Provided entries:
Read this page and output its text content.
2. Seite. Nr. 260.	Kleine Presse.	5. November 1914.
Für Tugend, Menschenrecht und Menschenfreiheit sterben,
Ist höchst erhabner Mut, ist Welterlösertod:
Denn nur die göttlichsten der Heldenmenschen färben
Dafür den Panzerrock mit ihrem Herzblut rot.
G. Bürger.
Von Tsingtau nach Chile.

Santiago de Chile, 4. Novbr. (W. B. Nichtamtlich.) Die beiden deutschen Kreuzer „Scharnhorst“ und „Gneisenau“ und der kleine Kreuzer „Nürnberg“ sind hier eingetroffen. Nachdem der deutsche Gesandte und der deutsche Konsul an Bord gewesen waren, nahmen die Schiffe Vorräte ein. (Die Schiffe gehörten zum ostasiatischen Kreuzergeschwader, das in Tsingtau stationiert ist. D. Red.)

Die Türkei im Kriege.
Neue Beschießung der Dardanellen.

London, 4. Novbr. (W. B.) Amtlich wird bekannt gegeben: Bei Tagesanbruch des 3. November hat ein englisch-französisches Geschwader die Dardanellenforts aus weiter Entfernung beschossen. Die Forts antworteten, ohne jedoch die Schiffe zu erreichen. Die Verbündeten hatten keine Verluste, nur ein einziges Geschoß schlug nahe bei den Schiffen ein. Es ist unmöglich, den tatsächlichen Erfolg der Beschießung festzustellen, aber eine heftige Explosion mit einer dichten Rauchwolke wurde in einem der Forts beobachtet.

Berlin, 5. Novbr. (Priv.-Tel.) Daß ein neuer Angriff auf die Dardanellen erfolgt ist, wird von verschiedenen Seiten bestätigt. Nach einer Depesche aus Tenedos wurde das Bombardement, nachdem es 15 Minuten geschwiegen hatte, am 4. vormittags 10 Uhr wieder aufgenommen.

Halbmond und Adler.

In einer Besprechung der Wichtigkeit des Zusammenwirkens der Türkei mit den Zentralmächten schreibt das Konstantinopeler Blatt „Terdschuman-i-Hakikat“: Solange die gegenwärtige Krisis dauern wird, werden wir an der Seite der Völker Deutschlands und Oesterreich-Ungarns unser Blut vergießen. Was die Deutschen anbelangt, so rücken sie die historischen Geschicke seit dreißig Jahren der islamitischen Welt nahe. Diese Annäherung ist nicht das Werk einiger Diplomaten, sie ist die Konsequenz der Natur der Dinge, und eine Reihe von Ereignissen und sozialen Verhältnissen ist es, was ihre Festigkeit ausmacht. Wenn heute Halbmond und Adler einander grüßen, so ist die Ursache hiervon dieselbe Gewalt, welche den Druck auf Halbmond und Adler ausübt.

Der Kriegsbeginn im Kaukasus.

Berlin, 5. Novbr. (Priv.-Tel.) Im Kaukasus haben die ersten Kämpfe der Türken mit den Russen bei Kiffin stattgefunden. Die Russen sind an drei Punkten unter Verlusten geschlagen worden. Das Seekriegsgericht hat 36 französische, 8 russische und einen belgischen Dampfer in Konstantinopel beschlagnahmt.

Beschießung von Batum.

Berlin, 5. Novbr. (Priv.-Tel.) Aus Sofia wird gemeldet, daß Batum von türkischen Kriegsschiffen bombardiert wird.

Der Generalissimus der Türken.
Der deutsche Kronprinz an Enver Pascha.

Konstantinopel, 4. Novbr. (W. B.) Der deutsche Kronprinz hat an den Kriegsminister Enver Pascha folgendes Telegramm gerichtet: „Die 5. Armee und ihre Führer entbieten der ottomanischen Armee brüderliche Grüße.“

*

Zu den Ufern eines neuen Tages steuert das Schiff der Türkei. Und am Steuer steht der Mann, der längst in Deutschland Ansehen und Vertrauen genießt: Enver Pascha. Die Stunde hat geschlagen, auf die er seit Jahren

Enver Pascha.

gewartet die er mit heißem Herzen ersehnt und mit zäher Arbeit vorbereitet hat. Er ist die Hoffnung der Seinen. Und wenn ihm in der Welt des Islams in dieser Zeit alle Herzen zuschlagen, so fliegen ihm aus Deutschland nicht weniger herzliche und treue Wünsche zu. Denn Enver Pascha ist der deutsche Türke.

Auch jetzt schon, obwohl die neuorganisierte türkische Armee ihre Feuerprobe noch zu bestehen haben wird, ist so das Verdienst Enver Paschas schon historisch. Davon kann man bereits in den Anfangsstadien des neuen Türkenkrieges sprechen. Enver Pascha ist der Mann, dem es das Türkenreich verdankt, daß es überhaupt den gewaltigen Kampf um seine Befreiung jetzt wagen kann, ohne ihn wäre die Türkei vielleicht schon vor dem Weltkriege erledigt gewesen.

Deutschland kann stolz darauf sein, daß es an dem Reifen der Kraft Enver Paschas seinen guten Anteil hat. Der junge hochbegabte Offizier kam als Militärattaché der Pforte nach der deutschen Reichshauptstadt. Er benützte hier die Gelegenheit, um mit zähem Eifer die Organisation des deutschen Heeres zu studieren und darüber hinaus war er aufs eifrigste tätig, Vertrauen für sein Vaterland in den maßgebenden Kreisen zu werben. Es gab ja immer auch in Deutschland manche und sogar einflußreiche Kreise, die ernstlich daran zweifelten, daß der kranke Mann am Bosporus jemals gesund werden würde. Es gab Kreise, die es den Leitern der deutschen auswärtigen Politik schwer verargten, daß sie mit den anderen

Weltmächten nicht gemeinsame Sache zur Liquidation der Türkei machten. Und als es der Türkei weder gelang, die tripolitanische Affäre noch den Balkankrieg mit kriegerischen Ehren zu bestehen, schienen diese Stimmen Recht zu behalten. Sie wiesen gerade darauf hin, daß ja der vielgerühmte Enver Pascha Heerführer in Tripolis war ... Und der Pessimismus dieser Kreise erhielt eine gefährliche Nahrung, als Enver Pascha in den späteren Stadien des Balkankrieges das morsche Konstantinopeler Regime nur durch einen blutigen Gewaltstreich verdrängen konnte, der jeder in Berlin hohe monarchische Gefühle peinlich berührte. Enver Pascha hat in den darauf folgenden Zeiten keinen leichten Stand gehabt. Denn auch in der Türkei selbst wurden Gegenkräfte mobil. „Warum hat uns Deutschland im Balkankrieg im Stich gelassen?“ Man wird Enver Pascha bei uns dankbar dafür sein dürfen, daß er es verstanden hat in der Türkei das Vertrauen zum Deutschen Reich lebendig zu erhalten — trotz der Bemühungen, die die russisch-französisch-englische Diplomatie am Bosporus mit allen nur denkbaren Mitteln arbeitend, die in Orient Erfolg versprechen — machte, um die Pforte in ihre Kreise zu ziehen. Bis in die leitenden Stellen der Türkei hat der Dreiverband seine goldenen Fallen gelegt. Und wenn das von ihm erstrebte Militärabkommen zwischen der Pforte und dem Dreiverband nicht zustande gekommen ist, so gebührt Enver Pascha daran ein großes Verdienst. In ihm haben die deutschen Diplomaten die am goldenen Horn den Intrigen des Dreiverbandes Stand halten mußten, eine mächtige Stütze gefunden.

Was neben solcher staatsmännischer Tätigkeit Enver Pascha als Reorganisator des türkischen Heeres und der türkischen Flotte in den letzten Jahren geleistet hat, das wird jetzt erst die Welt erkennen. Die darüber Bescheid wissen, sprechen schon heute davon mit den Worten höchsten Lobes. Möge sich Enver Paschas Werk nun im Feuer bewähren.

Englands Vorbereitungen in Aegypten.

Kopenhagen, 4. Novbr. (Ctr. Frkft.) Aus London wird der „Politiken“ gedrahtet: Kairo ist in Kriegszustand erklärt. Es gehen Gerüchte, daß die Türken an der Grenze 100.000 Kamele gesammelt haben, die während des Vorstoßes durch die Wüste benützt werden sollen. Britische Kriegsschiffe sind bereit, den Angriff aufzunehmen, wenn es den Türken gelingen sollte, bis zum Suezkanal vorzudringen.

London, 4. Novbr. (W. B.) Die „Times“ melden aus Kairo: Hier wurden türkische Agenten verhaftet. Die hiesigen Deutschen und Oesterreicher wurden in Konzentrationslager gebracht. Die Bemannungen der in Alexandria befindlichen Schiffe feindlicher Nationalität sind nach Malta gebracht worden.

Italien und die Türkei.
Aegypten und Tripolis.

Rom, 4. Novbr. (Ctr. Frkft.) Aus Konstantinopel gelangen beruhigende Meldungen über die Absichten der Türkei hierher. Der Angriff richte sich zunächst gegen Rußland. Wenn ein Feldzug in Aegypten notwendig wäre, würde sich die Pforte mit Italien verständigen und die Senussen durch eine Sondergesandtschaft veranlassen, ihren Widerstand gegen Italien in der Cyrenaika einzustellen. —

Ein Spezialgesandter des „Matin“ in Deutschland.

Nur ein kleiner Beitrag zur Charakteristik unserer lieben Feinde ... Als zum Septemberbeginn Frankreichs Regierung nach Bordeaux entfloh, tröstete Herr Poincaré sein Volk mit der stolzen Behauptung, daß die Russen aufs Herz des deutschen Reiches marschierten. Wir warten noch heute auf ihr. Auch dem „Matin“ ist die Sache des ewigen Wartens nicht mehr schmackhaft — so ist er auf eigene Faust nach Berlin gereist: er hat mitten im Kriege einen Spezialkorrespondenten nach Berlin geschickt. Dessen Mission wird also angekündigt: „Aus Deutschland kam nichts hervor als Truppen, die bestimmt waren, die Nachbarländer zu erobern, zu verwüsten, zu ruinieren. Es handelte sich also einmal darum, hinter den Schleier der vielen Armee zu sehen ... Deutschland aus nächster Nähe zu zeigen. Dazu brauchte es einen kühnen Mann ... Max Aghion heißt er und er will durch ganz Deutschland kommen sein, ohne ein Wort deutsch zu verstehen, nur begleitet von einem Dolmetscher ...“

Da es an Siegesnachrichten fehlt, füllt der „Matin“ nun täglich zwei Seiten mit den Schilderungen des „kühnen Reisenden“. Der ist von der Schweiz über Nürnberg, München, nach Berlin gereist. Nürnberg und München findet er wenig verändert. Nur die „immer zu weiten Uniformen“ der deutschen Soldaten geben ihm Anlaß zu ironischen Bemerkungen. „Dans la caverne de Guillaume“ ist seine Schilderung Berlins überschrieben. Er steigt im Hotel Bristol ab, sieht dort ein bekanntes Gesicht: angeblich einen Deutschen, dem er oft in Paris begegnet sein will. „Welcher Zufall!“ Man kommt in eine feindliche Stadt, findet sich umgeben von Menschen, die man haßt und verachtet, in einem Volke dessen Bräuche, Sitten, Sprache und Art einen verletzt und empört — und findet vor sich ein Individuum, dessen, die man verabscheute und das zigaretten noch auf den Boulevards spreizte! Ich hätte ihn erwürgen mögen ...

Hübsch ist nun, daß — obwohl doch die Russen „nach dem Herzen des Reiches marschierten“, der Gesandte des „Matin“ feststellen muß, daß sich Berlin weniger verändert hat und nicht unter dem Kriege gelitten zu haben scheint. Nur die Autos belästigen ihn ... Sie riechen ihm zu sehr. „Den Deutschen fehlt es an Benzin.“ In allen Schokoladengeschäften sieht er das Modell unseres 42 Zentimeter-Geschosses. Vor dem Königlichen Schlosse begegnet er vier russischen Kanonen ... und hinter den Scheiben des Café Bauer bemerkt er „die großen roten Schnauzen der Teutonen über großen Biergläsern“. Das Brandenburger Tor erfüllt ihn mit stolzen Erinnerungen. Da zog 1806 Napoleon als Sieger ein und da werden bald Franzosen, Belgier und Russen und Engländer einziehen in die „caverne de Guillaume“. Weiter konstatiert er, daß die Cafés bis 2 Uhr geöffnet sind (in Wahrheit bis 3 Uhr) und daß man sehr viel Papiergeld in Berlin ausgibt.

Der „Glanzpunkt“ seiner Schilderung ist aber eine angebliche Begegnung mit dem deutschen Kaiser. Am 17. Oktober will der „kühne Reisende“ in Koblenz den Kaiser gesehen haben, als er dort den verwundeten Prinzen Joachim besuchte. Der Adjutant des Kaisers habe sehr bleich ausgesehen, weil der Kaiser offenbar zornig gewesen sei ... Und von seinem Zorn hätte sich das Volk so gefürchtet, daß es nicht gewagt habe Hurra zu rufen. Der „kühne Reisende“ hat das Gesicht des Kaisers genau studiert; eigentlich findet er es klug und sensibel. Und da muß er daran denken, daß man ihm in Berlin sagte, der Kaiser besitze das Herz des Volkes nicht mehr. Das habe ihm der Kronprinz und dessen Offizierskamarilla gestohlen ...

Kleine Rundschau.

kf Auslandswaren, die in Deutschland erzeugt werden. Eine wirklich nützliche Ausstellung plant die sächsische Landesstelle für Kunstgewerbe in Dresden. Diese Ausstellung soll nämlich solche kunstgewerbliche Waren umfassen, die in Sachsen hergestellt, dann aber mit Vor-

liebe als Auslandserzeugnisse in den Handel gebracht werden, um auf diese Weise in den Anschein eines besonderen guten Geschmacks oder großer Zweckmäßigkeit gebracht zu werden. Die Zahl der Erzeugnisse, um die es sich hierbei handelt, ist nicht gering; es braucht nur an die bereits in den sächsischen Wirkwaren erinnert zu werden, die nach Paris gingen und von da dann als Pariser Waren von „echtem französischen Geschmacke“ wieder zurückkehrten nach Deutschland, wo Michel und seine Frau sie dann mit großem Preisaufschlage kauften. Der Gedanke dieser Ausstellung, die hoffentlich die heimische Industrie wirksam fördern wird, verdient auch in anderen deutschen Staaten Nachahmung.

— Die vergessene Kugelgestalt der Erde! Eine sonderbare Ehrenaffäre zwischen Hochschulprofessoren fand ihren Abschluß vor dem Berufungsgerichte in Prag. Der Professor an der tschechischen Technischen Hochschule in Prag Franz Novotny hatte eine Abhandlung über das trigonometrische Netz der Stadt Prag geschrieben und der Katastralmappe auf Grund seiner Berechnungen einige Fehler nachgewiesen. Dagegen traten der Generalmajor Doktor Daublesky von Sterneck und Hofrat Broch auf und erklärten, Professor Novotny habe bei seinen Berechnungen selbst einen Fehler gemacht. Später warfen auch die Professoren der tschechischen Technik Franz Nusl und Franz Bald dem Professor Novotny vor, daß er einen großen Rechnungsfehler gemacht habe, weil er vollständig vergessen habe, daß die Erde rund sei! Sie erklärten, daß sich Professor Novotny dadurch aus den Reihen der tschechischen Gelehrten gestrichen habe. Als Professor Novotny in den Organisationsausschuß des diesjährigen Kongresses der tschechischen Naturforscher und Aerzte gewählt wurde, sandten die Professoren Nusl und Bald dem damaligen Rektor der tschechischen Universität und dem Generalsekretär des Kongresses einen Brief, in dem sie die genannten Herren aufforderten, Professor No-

What is expected:
Reply with one number only, the count of lines above that hold the string "eines".

Finished exercise:
2